= Set problem =
Search the data below for the string "σύμβασης". Extract every line that contains it.

:::

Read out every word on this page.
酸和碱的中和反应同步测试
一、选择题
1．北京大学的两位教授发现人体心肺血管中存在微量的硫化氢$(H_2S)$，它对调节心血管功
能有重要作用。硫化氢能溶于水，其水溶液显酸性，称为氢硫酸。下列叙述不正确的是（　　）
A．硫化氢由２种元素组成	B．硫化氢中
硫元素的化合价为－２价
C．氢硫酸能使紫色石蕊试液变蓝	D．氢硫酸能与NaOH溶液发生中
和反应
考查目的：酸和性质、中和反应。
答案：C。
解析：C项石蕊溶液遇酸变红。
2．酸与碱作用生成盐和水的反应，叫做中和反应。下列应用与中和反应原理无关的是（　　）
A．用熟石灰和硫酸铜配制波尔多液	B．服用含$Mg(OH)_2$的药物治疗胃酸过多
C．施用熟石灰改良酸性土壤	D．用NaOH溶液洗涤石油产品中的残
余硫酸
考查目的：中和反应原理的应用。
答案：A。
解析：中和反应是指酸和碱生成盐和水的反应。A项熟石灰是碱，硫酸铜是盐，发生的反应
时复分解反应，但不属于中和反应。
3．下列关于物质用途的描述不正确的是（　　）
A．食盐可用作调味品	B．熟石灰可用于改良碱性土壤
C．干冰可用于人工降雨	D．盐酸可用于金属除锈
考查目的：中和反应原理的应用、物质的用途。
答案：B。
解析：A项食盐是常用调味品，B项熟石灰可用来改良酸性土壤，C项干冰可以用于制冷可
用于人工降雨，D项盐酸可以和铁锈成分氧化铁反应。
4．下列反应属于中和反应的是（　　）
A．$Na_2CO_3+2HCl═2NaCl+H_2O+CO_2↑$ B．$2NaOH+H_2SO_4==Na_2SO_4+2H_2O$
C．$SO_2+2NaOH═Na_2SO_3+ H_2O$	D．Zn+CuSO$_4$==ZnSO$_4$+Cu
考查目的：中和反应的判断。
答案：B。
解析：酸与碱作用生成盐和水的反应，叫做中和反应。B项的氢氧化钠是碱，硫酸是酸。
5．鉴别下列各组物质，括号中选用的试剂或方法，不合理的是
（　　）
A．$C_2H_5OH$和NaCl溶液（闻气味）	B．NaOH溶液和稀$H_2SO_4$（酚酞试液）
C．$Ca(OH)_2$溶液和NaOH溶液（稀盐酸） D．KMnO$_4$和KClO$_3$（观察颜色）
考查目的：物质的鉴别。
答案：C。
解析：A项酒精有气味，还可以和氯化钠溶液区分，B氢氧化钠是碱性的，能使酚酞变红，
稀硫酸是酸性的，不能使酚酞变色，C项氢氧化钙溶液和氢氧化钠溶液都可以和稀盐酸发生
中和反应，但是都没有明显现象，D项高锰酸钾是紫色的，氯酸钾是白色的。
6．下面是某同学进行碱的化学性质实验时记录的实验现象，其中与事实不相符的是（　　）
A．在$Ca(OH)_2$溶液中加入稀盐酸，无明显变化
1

:::

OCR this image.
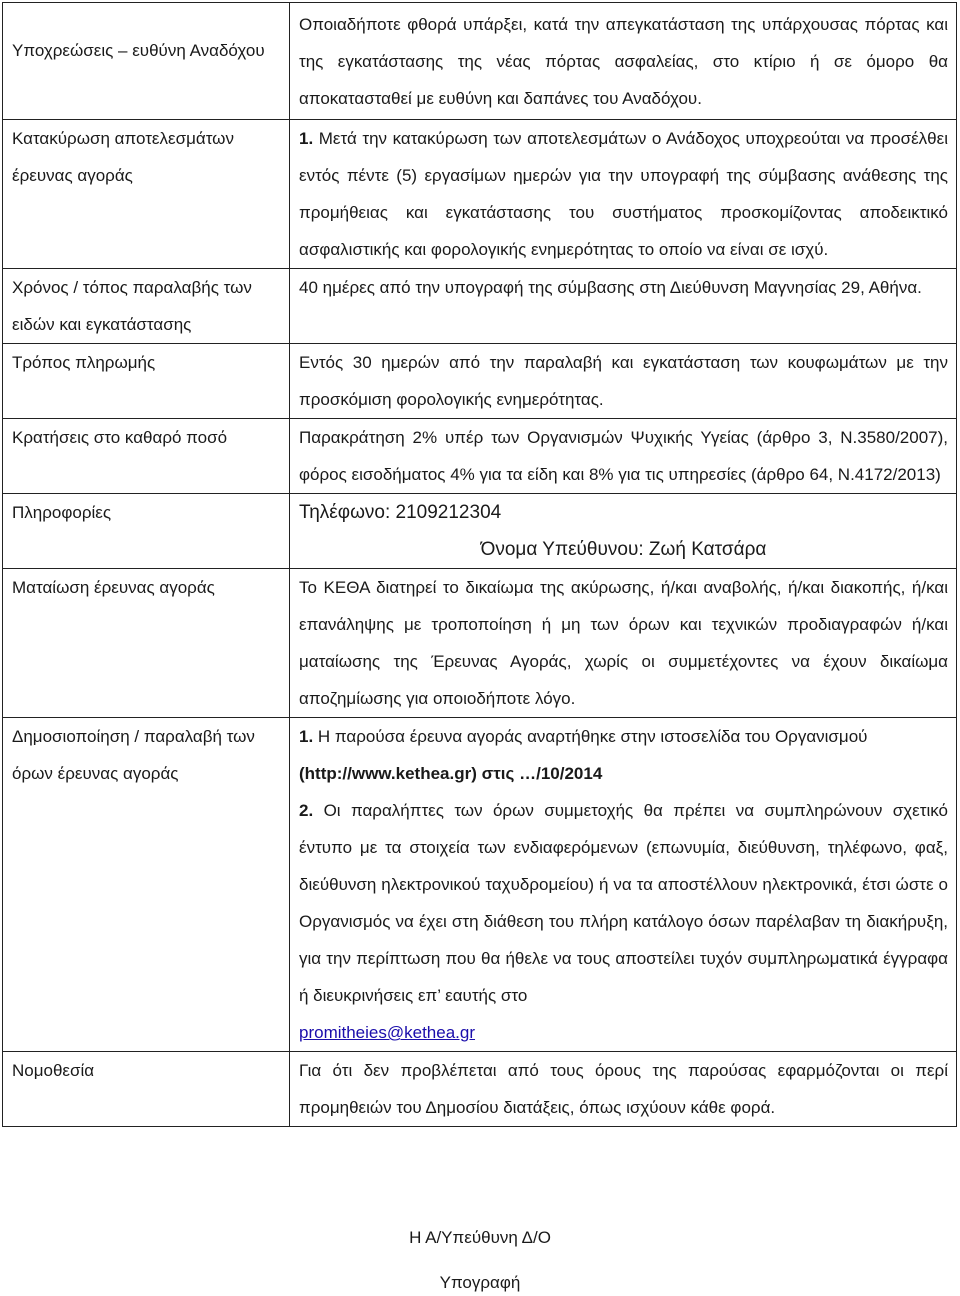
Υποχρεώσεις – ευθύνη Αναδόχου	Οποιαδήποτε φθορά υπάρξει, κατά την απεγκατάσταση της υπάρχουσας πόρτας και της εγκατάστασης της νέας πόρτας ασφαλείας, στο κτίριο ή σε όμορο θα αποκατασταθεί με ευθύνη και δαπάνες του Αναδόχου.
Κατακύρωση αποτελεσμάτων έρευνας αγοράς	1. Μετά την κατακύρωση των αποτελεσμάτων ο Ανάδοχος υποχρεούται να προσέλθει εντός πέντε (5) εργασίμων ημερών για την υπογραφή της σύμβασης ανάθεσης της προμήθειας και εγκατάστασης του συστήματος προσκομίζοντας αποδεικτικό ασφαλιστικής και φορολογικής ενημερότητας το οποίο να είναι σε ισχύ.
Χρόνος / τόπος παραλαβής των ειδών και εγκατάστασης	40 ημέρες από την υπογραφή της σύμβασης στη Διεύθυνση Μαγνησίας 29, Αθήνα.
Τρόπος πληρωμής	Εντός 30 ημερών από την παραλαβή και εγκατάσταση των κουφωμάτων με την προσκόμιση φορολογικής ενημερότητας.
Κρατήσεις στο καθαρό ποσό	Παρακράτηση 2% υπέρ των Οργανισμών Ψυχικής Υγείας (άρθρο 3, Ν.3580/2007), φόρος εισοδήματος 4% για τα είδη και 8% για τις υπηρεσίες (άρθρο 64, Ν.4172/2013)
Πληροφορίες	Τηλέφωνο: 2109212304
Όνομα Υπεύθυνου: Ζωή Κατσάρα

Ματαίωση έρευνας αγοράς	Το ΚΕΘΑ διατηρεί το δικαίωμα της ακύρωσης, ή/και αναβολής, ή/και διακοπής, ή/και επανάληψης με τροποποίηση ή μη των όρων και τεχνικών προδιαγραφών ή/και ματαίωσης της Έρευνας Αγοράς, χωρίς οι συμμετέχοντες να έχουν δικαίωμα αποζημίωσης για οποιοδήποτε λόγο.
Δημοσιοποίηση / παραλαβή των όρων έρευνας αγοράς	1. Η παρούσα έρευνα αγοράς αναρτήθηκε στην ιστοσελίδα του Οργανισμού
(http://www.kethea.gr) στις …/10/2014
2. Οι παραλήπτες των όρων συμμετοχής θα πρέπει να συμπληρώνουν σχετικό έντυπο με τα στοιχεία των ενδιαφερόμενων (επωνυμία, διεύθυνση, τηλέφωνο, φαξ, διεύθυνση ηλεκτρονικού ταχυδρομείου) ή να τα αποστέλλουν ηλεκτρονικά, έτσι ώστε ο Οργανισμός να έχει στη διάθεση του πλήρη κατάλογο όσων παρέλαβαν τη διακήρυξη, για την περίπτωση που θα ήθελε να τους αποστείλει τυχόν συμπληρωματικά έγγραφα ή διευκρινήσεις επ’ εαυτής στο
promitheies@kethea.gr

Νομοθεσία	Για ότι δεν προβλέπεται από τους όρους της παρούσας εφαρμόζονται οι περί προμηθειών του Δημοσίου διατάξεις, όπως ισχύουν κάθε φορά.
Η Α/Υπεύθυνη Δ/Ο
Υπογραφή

:::

= Worked answer =
Κατακύρωση αποτελεσμάτων έρευνας αγοράς	1. Μετά την κατακύρωση των αποτελεσμάτων ο Ανάδοχος υποχρεούται να προσέλθει εντός πέντε (5) εργασίμων ημερών για την υπογραφή της σύμβασης ανάθεσης της προμήθειας και εγκατάστασης του συστήματος προσκομίζοντας αποδεικτικό ασφαλιστικής και φορολογικής ενημερότητας το οποίο να είναι σε ισχύ.
Χρόνος / τόπος παραλαβής των ειδών και εγκατάστασης	40 ημέρες από την υπογραφή της σύμβασης στη Διεύθυνση Μαγνησίας 29, Αθήνα.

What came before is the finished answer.